# INPUT ROWS:
——————

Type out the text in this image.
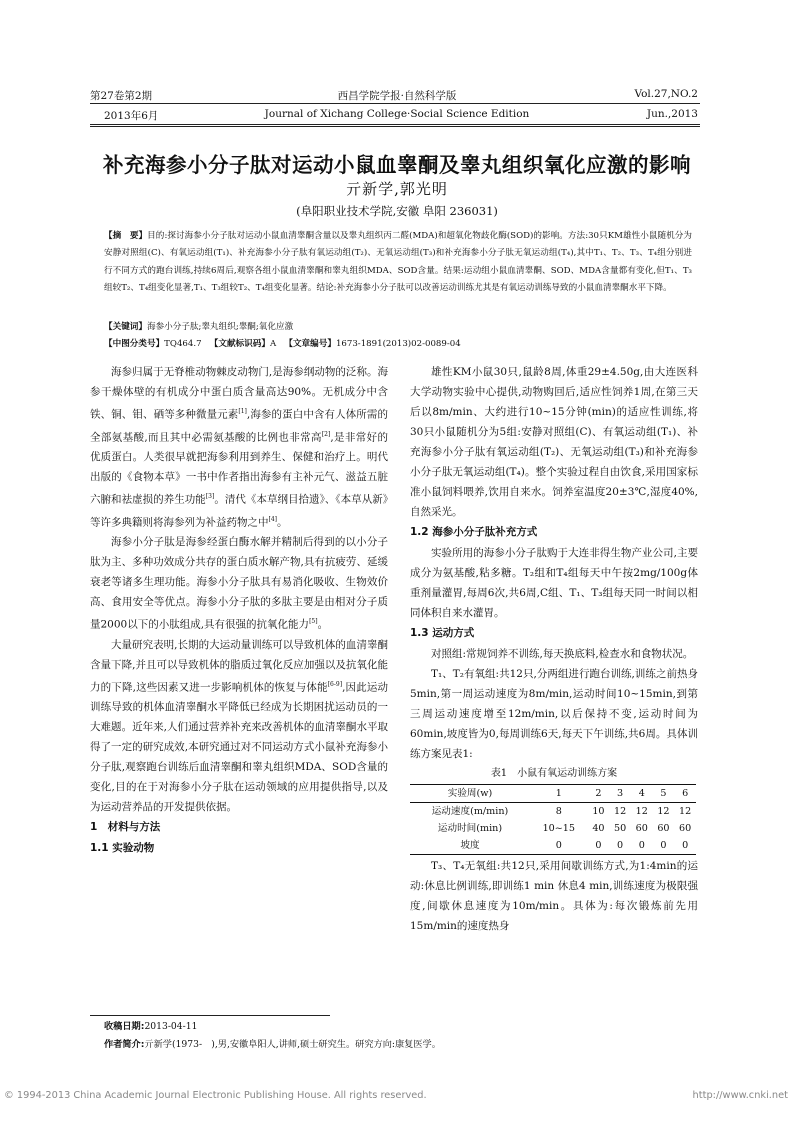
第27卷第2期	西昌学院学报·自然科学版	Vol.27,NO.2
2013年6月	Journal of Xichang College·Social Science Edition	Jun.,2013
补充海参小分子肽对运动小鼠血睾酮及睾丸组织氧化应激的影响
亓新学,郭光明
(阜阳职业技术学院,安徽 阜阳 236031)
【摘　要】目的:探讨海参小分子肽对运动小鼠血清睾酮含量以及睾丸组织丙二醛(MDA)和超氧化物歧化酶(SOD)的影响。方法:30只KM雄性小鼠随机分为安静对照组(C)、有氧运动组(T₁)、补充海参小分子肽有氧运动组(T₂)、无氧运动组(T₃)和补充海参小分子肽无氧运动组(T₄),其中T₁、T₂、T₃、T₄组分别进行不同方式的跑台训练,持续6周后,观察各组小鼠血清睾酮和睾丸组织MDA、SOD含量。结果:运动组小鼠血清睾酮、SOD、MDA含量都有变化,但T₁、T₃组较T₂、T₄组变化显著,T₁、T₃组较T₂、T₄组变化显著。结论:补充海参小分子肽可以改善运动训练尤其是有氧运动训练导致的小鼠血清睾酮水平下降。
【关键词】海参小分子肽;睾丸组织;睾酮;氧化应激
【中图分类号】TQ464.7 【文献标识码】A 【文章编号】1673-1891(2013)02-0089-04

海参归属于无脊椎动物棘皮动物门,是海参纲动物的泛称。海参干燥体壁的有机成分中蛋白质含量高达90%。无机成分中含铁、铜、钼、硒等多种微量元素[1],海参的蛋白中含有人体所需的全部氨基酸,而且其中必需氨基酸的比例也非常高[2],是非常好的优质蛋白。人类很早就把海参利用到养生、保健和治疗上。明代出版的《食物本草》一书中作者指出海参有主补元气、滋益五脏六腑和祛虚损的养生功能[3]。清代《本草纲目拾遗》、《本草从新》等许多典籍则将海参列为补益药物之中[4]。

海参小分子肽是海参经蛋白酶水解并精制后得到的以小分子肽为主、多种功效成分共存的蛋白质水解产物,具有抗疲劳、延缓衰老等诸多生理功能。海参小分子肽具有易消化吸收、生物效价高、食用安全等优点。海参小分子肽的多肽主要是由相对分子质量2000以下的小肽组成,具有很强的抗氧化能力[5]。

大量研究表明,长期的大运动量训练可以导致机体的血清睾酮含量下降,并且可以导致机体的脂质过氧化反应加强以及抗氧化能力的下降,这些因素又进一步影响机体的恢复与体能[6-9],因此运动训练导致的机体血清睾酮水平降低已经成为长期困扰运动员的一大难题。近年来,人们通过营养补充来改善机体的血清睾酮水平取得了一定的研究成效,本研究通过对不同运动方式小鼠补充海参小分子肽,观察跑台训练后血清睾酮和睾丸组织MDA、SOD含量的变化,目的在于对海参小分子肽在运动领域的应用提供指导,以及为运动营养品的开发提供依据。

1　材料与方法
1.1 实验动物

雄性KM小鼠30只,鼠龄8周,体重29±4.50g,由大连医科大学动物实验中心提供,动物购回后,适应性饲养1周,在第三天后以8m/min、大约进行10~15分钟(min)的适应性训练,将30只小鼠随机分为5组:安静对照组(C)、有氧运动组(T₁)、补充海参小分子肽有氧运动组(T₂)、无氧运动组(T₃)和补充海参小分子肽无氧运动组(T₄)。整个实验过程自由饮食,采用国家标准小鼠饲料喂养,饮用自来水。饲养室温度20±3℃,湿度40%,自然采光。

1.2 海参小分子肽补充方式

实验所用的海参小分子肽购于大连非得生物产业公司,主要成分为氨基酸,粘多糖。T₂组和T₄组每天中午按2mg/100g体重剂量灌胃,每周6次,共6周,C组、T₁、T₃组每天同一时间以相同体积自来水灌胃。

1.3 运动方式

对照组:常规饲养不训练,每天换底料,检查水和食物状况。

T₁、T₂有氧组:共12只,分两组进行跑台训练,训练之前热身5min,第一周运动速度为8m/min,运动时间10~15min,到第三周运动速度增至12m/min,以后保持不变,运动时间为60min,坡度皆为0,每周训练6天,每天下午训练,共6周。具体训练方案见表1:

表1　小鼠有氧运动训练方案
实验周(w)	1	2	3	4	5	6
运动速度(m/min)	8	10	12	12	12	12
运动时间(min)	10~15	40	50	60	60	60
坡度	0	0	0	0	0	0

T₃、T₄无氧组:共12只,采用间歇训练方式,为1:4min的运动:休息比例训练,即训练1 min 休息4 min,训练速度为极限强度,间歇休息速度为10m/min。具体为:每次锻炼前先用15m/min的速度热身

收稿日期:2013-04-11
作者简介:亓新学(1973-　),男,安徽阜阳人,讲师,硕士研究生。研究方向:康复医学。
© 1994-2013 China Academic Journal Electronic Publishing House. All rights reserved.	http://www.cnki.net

——————

# SHORT PROBLEM:
Using the listing above, pick out each line that contains the word "补充海参小分子肽有氧运动组", then copy it.

# OUTPUT:
【摘　要】目的:探讨海参小分子肽对运动小鼠血清睾酮含量以及睾丸组织丙二醛(MDA)和超氧化物歧化酶(SOD)的影响。方法:30只KM雄性小鼠随机分为安静对照组(C)、有氧运动组(T₁)、补充海参小分子肽有氧运动组(T₂)、无氧运动组(T₃)和补充海参小分子肽无氧运动组(T₄),其中T₁、T₂、T₃、T₄组分别进行不同方式的跑台训练,持续6周后,观察各组小鼠血清睾酮和睾丸组织MDA、SOD含量。结果:运动组小鼠血清睾酮、SOD、MDA含量都有变化,但T₁、T₃组较T₂、T₄组变化显著,T₁、T₃组较T₂、T₄组变化显著。结论:补充海参小分子肽可以改善运动训练尤其是有氧运动训练导致的小鼠血清睾酮水平下降。
雄性KM小鼠30只,鼠龄8周,体重29±4.50g,由大连医科大学动物实验中心提供,动物购回后,适应性饲养1周,在第三天后以8m/min、大约进行10~15分钟(min)的适应性训练,将30只小鼠随机分为5组:安静对照组(C)、有氧运动组(T₁)、补充海参小分子肽有氧运动组(T₂)、无氧运动组(T₃)和补充海参小分子肽无氧运动组(T₄)。整个实验过程自由饮食,采用国家标准小鼠饲料喂养,饮用自来水。饲养室温度20±3℃,湿度40%,自然采光。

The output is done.